- **Given request**: Go through the entries and say how many lines contain the string "Bodenhaltung". The number is the whole answer.

□ □ □ □ □ □ □

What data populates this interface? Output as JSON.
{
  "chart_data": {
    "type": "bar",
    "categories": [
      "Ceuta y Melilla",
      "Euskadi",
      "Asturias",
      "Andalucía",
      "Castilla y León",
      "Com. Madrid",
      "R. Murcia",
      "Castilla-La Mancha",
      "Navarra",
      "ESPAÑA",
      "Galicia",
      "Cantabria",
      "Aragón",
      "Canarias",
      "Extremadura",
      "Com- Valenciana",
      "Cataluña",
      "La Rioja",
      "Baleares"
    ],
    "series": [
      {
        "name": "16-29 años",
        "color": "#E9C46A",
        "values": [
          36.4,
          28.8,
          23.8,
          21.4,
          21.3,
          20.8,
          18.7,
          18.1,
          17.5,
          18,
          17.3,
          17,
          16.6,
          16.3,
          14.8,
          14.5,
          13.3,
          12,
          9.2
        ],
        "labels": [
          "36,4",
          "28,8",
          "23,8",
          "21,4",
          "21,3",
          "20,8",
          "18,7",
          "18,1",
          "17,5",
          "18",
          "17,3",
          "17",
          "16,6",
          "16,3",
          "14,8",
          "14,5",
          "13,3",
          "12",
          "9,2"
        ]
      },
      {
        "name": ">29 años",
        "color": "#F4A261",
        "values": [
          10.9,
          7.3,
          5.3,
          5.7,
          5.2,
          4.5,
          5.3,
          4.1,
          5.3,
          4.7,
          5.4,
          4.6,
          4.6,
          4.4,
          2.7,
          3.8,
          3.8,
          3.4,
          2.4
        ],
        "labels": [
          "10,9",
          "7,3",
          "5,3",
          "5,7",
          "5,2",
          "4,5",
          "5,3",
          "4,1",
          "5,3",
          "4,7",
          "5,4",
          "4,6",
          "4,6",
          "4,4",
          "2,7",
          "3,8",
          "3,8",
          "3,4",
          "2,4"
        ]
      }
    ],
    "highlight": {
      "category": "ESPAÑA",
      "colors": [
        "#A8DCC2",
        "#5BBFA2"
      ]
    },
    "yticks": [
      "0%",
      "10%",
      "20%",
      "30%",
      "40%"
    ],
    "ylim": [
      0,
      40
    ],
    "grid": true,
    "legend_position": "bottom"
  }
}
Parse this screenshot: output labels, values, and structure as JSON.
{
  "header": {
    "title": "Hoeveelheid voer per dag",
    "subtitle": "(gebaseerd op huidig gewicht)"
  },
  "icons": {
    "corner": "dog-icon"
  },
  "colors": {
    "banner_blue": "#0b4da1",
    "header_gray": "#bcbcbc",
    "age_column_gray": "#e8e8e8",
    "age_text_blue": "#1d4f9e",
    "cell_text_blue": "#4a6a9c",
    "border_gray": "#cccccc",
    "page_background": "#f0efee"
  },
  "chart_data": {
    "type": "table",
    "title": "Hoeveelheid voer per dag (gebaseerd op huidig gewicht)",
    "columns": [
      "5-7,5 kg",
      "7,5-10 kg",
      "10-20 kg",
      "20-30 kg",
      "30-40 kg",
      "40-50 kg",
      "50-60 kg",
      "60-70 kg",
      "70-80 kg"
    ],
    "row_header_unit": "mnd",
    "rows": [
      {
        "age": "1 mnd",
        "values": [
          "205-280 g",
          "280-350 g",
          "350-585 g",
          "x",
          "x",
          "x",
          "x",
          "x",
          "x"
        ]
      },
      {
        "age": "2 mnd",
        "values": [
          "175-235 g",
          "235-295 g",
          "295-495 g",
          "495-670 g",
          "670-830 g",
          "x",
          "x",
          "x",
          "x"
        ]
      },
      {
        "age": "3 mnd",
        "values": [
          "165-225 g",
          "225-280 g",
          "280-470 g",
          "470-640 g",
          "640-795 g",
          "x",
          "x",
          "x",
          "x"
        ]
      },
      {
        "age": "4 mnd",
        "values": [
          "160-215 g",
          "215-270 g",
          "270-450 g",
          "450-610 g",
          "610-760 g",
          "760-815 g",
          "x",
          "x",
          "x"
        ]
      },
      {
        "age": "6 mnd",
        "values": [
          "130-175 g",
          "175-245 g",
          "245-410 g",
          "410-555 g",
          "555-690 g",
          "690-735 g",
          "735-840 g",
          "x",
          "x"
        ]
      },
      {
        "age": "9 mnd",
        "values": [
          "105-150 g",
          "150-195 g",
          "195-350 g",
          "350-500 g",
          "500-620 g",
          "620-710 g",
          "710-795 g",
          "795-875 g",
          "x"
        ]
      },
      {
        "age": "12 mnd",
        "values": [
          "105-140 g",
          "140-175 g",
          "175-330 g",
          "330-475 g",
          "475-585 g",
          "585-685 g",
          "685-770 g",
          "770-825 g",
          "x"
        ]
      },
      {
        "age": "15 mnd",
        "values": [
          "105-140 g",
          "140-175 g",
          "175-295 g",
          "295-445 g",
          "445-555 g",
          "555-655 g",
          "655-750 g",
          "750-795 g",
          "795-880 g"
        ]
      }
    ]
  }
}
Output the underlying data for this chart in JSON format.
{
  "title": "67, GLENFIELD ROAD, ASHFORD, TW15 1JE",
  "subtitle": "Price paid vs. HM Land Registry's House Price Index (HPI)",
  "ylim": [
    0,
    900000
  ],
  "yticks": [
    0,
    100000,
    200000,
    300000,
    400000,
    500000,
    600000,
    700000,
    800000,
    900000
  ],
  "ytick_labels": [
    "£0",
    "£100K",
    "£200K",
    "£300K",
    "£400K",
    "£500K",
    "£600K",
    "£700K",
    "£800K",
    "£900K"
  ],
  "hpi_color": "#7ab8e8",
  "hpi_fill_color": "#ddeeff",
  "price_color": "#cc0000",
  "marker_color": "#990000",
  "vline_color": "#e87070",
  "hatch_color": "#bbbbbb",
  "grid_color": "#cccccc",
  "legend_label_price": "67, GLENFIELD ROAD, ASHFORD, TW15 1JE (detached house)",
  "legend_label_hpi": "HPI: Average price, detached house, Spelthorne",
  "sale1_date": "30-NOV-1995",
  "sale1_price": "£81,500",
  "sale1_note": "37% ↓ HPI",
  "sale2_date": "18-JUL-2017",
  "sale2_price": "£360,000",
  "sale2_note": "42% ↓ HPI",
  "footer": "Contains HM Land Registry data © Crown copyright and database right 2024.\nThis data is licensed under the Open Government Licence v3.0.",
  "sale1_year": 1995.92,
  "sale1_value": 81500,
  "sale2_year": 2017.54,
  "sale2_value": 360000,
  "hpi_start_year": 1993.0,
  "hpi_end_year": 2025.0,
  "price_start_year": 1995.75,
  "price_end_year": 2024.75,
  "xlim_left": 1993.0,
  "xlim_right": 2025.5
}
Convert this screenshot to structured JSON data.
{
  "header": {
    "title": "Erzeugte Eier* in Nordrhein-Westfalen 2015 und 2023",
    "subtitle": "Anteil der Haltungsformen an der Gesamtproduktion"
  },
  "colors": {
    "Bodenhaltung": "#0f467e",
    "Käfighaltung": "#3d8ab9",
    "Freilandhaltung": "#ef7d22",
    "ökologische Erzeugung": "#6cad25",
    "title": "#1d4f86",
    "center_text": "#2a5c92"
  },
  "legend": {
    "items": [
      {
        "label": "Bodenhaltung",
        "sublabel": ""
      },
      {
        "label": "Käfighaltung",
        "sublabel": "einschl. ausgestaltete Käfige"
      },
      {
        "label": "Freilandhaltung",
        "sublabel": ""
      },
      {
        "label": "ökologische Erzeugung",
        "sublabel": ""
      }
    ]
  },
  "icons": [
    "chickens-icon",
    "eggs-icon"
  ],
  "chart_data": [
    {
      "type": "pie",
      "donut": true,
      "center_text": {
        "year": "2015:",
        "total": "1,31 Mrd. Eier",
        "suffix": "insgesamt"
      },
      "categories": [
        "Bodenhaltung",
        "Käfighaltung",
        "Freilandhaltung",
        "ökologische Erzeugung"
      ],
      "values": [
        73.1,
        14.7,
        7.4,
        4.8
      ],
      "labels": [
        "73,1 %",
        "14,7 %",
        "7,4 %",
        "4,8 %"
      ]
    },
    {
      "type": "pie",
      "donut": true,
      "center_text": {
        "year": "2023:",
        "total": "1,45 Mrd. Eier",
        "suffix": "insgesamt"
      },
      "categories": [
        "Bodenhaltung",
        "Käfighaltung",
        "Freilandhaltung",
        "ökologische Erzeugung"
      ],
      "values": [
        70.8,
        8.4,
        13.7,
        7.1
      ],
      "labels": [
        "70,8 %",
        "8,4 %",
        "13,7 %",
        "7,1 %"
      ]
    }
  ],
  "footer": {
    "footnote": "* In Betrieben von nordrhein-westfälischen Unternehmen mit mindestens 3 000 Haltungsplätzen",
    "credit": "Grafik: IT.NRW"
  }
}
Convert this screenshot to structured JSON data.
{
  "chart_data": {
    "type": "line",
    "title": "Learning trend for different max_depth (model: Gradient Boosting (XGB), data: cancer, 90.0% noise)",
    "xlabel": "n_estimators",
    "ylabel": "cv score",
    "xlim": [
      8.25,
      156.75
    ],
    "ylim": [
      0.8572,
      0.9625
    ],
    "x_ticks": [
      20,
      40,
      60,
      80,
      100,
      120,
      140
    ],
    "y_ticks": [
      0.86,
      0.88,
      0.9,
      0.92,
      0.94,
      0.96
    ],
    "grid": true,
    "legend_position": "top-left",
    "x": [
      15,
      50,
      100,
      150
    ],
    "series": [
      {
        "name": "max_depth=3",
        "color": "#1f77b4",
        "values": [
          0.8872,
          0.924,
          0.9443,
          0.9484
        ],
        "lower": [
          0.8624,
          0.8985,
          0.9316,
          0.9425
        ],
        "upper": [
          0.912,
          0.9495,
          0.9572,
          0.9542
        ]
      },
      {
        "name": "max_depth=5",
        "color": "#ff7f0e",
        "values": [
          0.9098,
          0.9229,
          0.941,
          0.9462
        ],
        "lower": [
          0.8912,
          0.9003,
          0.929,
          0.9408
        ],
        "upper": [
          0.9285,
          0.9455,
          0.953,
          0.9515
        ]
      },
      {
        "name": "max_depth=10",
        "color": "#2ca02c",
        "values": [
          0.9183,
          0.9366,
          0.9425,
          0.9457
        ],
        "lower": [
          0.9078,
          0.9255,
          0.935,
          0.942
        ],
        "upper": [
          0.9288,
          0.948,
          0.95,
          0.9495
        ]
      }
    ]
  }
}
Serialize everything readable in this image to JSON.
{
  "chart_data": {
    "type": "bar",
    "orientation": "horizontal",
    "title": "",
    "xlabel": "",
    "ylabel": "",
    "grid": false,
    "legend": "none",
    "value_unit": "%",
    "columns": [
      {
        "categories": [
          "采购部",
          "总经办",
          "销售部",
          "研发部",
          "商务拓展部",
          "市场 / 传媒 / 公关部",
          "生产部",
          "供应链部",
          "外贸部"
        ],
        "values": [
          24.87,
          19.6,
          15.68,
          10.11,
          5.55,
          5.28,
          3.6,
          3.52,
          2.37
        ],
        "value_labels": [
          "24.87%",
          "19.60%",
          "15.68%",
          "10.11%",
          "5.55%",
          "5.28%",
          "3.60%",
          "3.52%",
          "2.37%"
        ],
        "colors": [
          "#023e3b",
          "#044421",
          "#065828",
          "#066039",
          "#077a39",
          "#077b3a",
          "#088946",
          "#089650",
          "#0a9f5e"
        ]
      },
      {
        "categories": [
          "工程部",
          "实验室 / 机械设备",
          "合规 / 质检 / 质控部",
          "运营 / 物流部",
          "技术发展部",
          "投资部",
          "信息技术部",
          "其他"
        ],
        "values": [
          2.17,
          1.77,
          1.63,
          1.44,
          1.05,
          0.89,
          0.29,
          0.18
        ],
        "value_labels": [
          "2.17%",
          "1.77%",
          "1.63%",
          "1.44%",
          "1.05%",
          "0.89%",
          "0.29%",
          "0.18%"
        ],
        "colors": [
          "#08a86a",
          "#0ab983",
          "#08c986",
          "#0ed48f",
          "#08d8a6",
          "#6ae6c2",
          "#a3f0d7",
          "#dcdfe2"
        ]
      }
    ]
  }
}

□ □ □ □ □ □ □

- **Written answer**: 4